I have nothing to really do right now. I am sitting at the library replying to all of the e-mails and such that everyone has sent me. It's sad that this has become my only mode of communicating with other people. It's as if real people are fading out of my concious anymore. Or at least those people that I get along with and can relate to. I get to see Dusty occasionally, but It would be better if I got to see him all of the time. It would be better if I got to see everyone all of the time; like t-chan, Heather, Corey, anyone but Katie and mom and Katie's moron of a boyfriend, Melvin.

▶ _Set exercise 1_:
Answer these questions about the diary entry:
(a) Where is the writer sitting?
(b) Whom does the writer get to see occasionally?
(c) What is the name of Katie's boyfriend?
▶ _Set exercise 2_: List every person the diary entry refers to by name.

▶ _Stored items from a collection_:
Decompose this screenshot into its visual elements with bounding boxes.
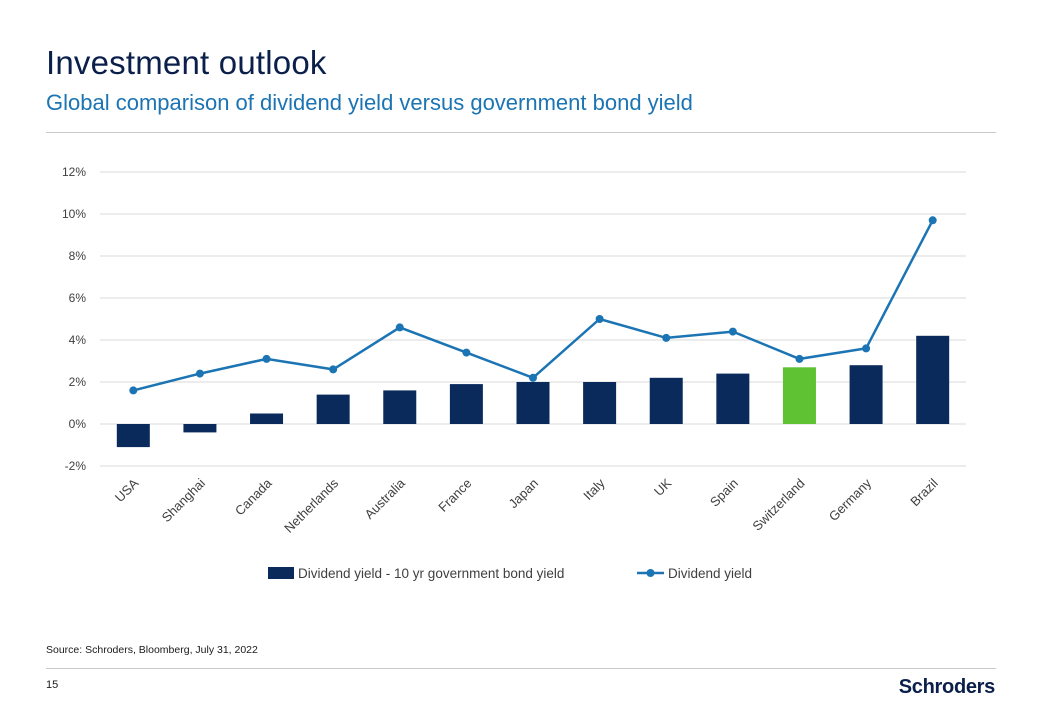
header-divider — [46, 132, 996, 133]
line-point-usa — [129, 386, 138, 395]
line-point-uk — [662, 333, 671, 342]
line-point-netherlands — [329, 365, 338, 374]
line-point-canada — [262, 354, 271, 363]
bar-japan — [516, 382, 550, 424]
x-tick-label: Brazil — [907, 475, 941, 509]
line-point-australia — [395, 323, 404, 332]
bar-usa — [116, 424, 150, 448]
bar-france — [449, 384, 483, 424]
x-tick-label: Canada — [232, 475, 275, 518]
x-tick-label: Spain — [707, 476, 741, 510]
source-note: Source: Schroders, Bloomberg, July 31, 2… — [46, 644, 258, 656]
line-point-japan — [529, 373, 537, 382]
x-tick-label: Italy — [580, 475, 608, 503]
bar-uk — [649, 377, 683, 424]
x-tick-label: Japan — [505, 476, 541, 512]
bar-germany — [849, 365, 883, 424]
bar-italy — [583, 382, 617, 424]
bar-brazil — [916, 335, 950, 424]
bar-netherlands — [316, 394, 350, 424]
y-tick-label: -2% — [65, 459, 87, 473]
bar-canada — [250, 413, 284, 424]
line-point-shanghai — [195, 369, 204, 378]
legend-line-marker — [646, 569, 655, 577]
brand-logo: Schroders — [898, 676, 996, 698]
bar-switzerland — [782, 367, 816, 424]
chart: -2% 0% 2% 4% 6% 8% 10% 12% USA Shanghai Canada Neth… — [62, 165, 966, 581]
x-tick-label: Shanghai — [159, 475, 209, 525]
y-tick-label: 12% — [62, 165, 86, 179]
legend-bar-label: Dividend yield - 10 yr government bond y… — [298, 566, 564, 581]
y-tick-label: 2% — [69, 375, 87, 389]
legend-line-label: Dividend yield — [668, 566, 752, 581]
page-number: 15 — [46, 679, 59, 691]
line-point-germany — [862, 344, 871, 353]
x-tick-label: UK — [651, 475, 675, 499]
page-title: Investment outlook — [46, 44, 327, 81]
y-tick-label: 4% — [69, 333, 87, 347]
footer-divider — [46, 668, 996, 669]
x-tick-label: Australia — [362, 475, 409, 522]
x-tick-label: USA — [112, 475, 142, 505]
bar-spain — [716, 373, 750, 424]
bar-shanghai — [183, 424, 217, 433]
x-tick-label: Germany — [826, 475, 875, 524]
line-point-switzerland — [795, 354, 804, 363]
line-point-italy — [595, 315, 604, 323]
x-tick-label: France — [435, 476, 474, 515]
x-tick-label: Switzerland — [749, 476, 807, 534]
line-point-spain — [728, 327, 737, 336]
y-tick-label: 0% — [69, 417, 87, 431]
line-point-france — [462, 348, 471, 357]
y-tick-label: 8% — [69, 249, 87, 263]
legend-bar-swatch — [268, 567, 294, 579]
line-point-brazil — [928, 216, 937, 225]
y-tick-label: 10% — [62, 207, 86, 221]
dividend-yield-line — [133, 219, 934, 392]
page-subtitle: Global comparison of dividend yield vers… — [46, 90, 693, 115]
bar-australia — [383, 390, 417, 424]
x-tick-label: Netherlands — [281, 475, 342, 536]
y-tick-label: 6% — [69, 291, 87, 305]
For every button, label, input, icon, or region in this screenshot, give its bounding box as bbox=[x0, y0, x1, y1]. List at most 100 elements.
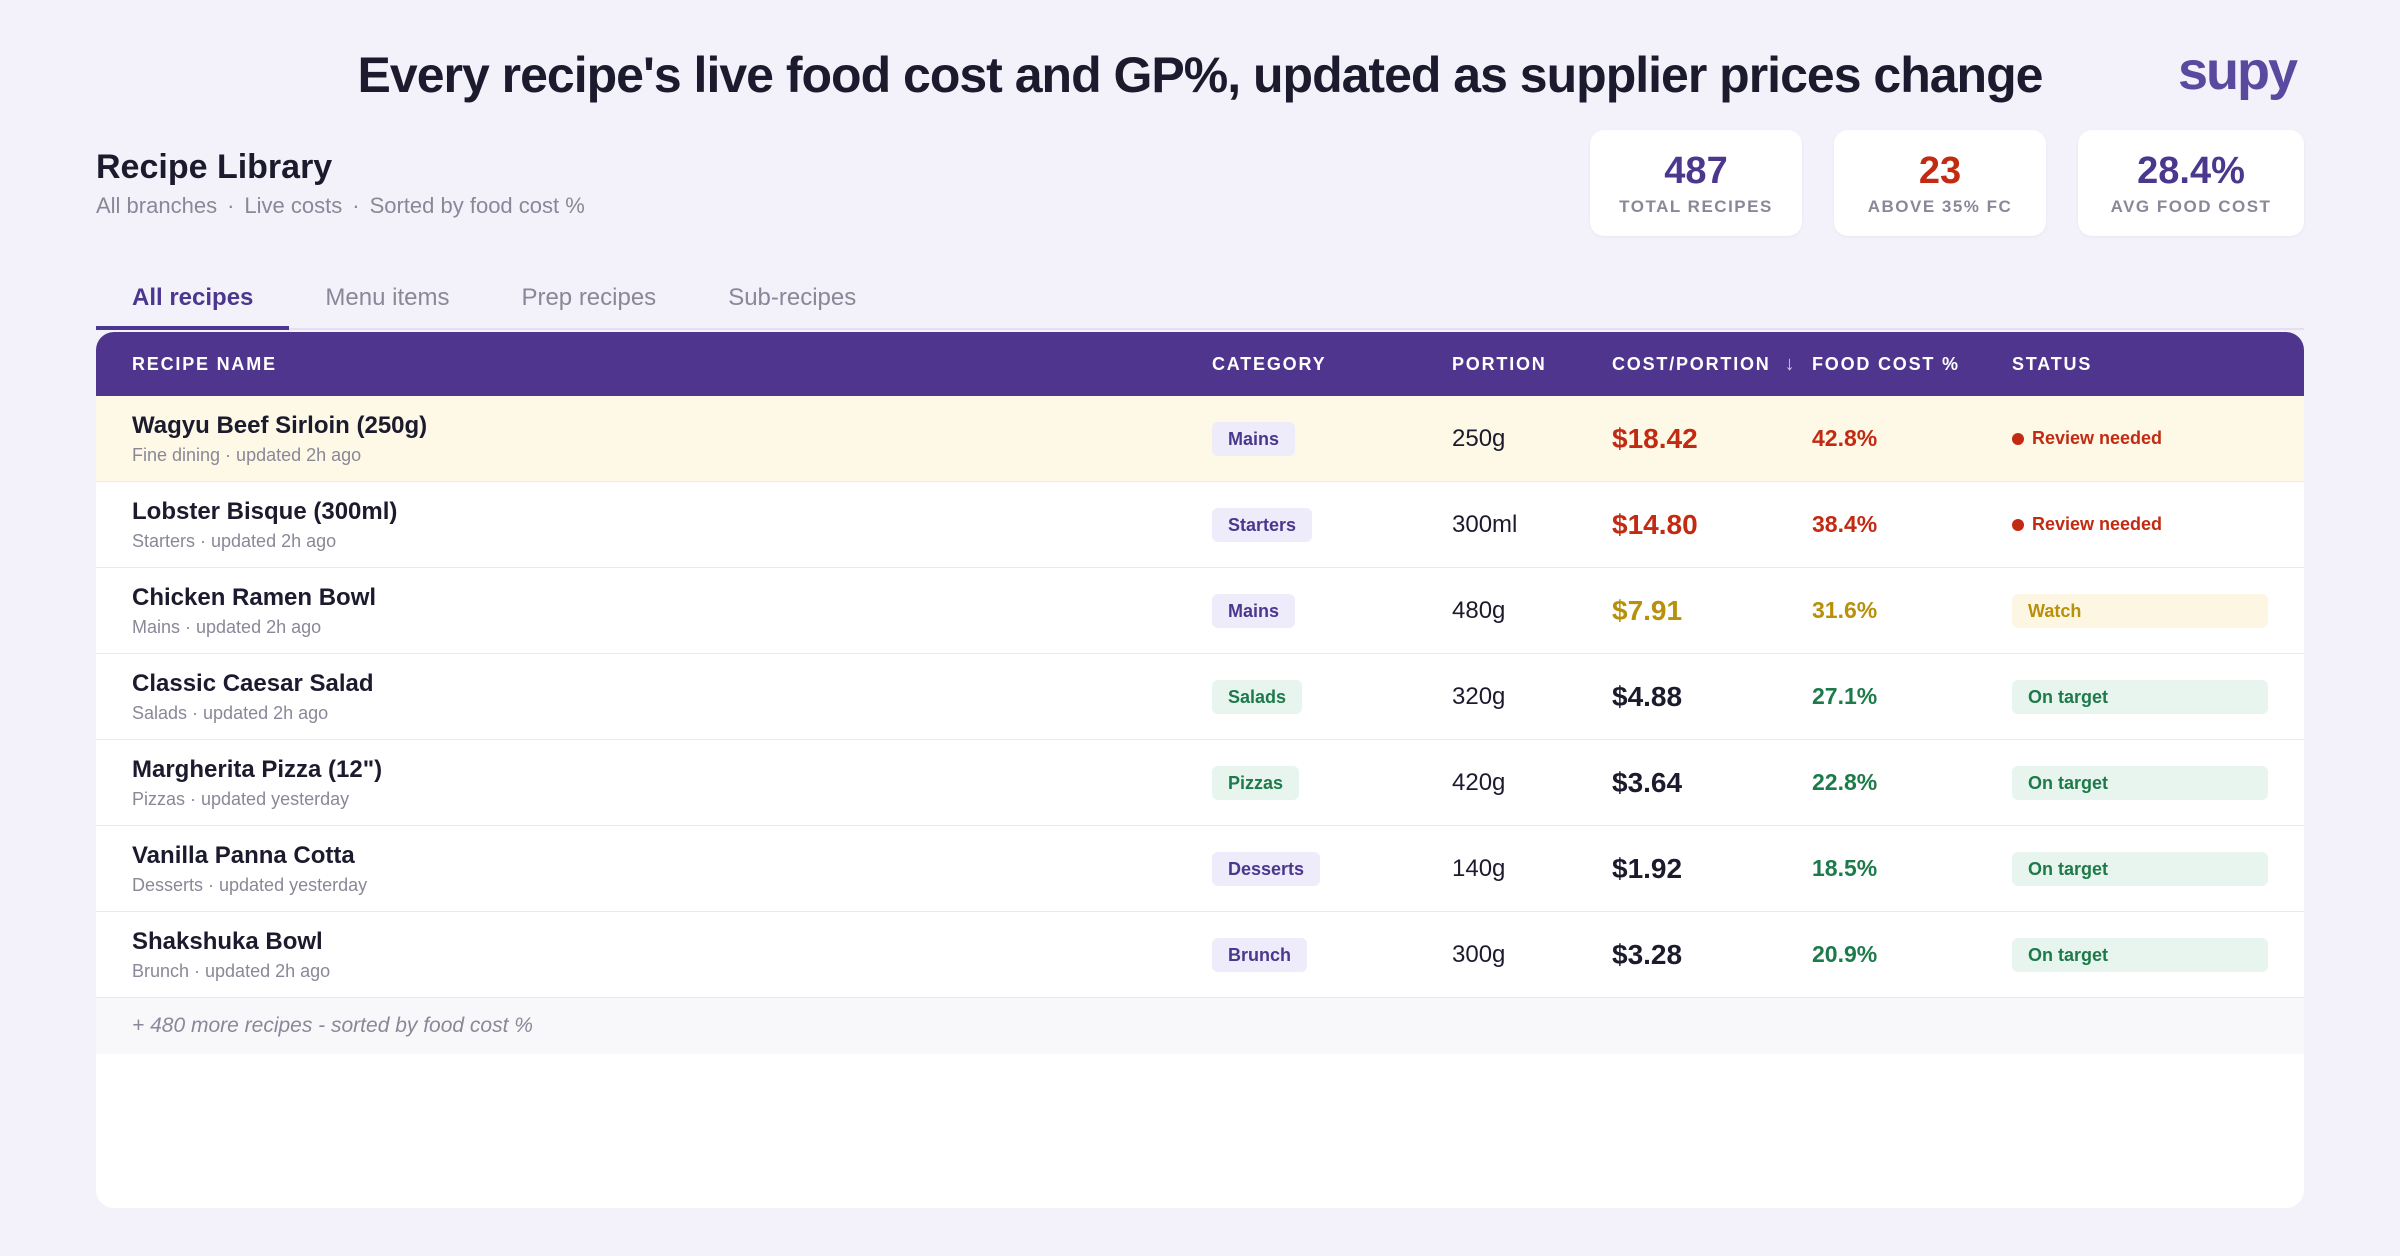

▶ _Exercise result 1_:
(a) At the library
(b) Dusty
(c) Melvin

▶ _Exercise result 2_: Dusty, t-chan, Heather, Corey, Katie, Melvin